start Stored records

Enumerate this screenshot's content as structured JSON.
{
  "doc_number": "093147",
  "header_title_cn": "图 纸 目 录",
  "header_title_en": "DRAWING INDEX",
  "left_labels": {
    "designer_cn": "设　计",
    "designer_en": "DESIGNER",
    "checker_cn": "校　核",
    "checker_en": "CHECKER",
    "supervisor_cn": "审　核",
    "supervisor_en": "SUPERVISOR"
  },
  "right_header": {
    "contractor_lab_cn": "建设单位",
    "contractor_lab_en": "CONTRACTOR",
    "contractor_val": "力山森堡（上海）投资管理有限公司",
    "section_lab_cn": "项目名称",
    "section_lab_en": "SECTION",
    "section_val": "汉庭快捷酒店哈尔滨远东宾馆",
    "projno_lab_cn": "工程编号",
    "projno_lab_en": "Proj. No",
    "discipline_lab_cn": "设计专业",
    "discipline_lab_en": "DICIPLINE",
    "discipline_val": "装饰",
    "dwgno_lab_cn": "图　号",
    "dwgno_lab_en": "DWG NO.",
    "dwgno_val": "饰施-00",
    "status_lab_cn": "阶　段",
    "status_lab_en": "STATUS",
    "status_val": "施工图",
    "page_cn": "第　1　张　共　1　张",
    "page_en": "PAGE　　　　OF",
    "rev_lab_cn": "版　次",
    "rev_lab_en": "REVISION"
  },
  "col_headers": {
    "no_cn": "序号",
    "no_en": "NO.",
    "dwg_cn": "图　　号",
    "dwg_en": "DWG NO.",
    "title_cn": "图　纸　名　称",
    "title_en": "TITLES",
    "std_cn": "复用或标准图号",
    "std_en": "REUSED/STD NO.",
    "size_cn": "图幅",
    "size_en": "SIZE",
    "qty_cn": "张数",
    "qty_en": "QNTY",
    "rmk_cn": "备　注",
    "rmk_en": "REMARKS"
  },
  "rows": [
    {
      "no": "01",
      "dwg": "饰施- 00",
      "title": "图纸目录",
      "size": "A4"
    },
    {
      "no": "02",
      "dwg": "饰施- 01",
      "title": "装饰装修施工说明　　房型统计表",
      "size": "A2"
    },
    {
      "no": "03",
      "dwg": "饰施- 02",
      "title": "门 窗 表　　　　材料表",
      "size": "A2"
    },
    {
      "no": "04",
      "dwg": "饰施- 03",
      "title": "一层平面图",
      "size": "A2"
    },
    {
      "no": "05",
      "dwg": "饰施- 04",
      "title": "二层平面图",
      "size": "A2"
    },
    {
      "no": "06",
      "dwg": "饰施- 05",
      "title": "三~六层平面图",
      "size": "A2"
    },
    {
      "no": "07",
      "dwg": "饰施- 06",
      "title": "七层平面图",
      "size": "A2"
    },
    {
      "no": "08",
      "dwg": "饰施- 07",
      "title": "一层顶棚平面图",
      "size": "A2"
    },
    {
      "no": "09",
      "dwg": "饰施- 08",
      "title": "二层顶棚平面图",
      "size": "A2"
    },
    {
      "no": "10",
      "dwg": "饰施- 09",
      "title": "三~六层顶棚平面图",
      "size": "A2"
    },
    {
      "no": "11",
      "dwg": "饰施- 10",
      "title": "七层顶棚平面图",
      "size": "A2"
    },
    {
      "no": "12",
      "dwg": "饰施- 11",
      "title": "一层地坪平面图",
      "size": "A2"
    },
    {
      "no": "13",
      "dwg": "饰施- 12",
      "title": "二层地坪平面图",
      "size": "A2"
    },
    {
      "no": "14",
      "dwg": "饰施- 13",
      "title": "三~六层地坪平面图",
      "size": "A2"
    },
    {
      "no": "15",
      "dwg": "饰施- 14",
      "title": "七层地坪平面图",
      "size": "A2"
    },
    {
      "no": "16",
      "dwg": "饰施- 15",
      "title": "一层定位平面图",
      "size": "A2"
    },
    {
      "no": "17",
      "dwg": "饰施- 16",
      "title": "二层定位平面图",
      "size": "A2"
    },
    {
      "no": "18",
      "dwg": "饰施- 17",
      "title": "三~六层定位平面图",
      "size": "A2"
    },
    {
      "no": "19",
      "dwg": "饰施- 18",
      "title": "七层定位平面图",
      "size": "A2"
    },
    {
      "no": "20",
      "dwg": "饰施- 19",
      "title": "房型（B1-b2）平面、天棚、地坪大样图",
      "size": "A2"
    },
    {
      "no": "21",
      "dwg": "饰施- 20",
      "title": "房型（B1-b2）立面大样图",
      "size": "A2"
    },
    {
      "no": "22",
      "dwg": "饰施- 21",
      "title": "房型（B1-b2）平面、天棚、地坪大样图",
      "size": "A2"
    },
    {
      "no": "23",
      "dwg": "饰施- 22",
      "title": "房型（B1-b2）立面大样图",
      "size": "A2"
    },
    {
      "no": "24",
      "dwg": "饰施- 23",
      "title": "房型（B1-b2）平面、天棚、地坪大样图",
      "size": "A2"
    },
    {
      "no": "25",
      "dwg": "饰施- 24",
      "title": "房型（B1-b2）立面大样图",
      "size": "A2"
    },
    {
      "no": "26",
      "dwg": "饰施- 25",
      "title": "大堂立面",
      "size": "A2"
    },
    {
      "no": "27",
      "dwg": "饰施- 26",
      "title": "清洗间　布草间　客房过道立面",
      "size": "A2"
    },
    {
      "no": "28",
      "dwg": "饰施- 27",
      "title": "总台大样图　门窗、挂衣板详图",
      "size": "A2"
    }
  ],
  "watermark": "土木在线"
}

end Stored records

Problem description -
All of the material must be reproduced exactly.

Answer for the task -
Enumerate this screenshot's content as structured JSON.
{
  "doc_number": "093147",
  "header_title_cn": "图 纸 目 录",
  "header_title_en": "DRAWING INDEX",
  "left_labels": {
    "designer_cn": "设　计",
    "designer_en": "DESIGNER",
    "checker_cn": "校　核",
    "checker_en": "CHECKER",
    "supervisor_cn": "审　核",
    "supervisor_en": "SUPERVISOR"
  },
  "right_header": {
    "contractor_lab_cn": "建设单位",
    "contractor_lab_en": "CONTRACTOR",
    "contractor_val": "力山森堡（上海）投资管理有限公司",
    "section_lab_cn": "项目名称",
    "section_lab_en": "SECTION",
    "section_val": "汉庭快捷酒店哈尔滨远东宾馆",
    "projno_lab_cn": "工程编号",
    "projno_lab_en": "Proj. No",
    "discipline_lab_cn": "设计专业",
    "discipline_lab_en": "DICIPLINE",
    "discipline_val": "装饰",
    "dwgno_lab_cn": "图　号",
    "dwgno_lab_en": "DWG NO.",
    "dwgno_val": "饰施-00",
    "status_lab_cn": "阶　段",
    "status_lab_en": "STATUS",
    "status_val": "施工图",
    "page_cn": "第　1　张　共　1　张",
    "page_en": "PAGE　　　　OF",
    "rev_lab_cn": "版　次",
    "rev_lab_en": "REVISION"
  },
  "col_headers": {
    "no_cn": "序号",
    "no_en": "NO.",
    "dwg_cn": "图　　号",
    "dwg_en": "DWG NO.",
    "title_cn": "图　纸　名　称",
    "title_en": "TITLES",
    "std_cn": "复用或标准图号",
    "std_en": "REUSED/STD NO.",
    "size_cn": "图幅",
    "size_en": "SIZE",
    "qty_cn": "张数",
    "qty_en": "QNTY",
    "rmk_cn": "备　注",
    "rmk_en": "REMARKS"
  },
  "rows": [
    {
      "no": "01",
      "dwg": "饰施- 00",
      "title": "图纸目录",
      "size": "A4"
    },
    {
      "no": "02",
      "dwg": "饰施- 01",
      "title": "装饰装修施工说明　　房型统计表",
      "size": "A2"
    },
    {
      "no": "03",
      "dwg": "饰施- 02",
      "title": "门 窗 表　　　　材料表",
      "size": "A2"
    },
    {
      "no": "04",
      "dwg": "饰施- 03",
      "title": "一层平面图",
      "size": "A2"
    },
    {
      "no": "05",
      "dwg": "饰施- 04",
      "title": "二层平面图",
      "size": "A2"
    },
    {
      "no": "06",
      "dwg": "饰施- 05",
      "title": "三~六层平面图",
      "size": "A2"
    },
    {
      "no": "07",
      "dwg": "饰施- 06",
      "title": "七层平面图",
      "size": "A2"
    },
    {
      "no": "08",
      "dwg": "饰施- 07",
      "title": "一层顶棚平面图",
      "size": "A2"
    },
    {
      "no": "09",
      "dwg": "饰施- 08",
      "title": "二层顶棚平面图",
      "size": "A2"
    },
    {
      "no": "10",
      "dwg": "饰施- 09",
      "title": "三~六层顶棚平面图",
      "size": "A2"
    },
    {
      "no": "11",
      "dwg": "饰施- 10",
      "title": "七层顶棚平面图",
      "size": "A2"
    },
    {
      "no": "12",
      "dwg": "饰施- 11",
      "title": "一层地坪平面图",
      "size": "A2"
    },
    {
      "no": "13",
      "dwg": "饰施- 12",
      "title": "二层地坪平面图",
      "size": "A2"
    },
    {
      "no": "14",
      "dwg": "饰施- 13",
      "title": "三~六层地坪平面图",
      "size": "A2"
    },
    {
      "no": "15",
      "dwg": "饰施- 14",
      "title": "七层地坪平面图",
      "size": "A2"
    },
    {
      "no": "16",
      "dwg": "饰施- 15",
      "title": "一层定位平面图",
      "size": "A2"
    },
    {
      "no": "17",
      "dwg": "饰施- 16",
      "title": "二层定位平面图",
      "size": "A2"
    },
    {
      "no": "18",
      "dwg": "饰施- 17",
      "title": "三~六层定位平面图",
      "size": "A2"
    },
    {
      "no": "19",
      "dwg": "饰施- 18",
      "title": "七层定位平面图",
      "size": "A2"
    },
    {
      "no": "20",
      "dwg": "饰施- 19",
      "title": "房型（B1-b2）平面、天棚、地坪大样图",
      "size": "A2"
    },
    {
      "no": "21",
      "dwg": "饰施- 20",
      "title": "房型（B1-b2）立面大样图",
      "size": "A2"
    },
    {
      "no": "22",
      "dwg": "饰施- 21",
      "title": "房型（B1-b2）平面、天棚、地坪大样图",
      "size": "A2"
    },
    {
      "no": "23",
      "dwg": "饰施- 22",
      "title": "房型（B1-b2）立面大样图",
      "size": "A2"
    },
    {
      "no": "24",
      "dwg": "饰施- 23",
      "title": "房型（B1-b2）平面、天棚、地坪大样图",
      "size": "A2"
    },
    {
      "no": "25",
      "dwg": "饰施- 24",
      "title": "房型（B1-b2）立面大样图",
      "size": "A2"
    },
    {
      "no": "26",
      "dwg": "饰施- 25",
      "title": "大堂立面",
      "size": "A2"
    },
    {
      "no": "27",
      "dwg": "饰施- 26",
      "title": "清洗间　布草间　客房过道立面",
      "size": "A2"
    },
    {
      "no": "28",
      "dwg": "饰施- 27",
      "title": "总台大样图　门窗、挂衣板详图",
      "size": "A2"
    }
  ],
  "watermark": "土木在线"
}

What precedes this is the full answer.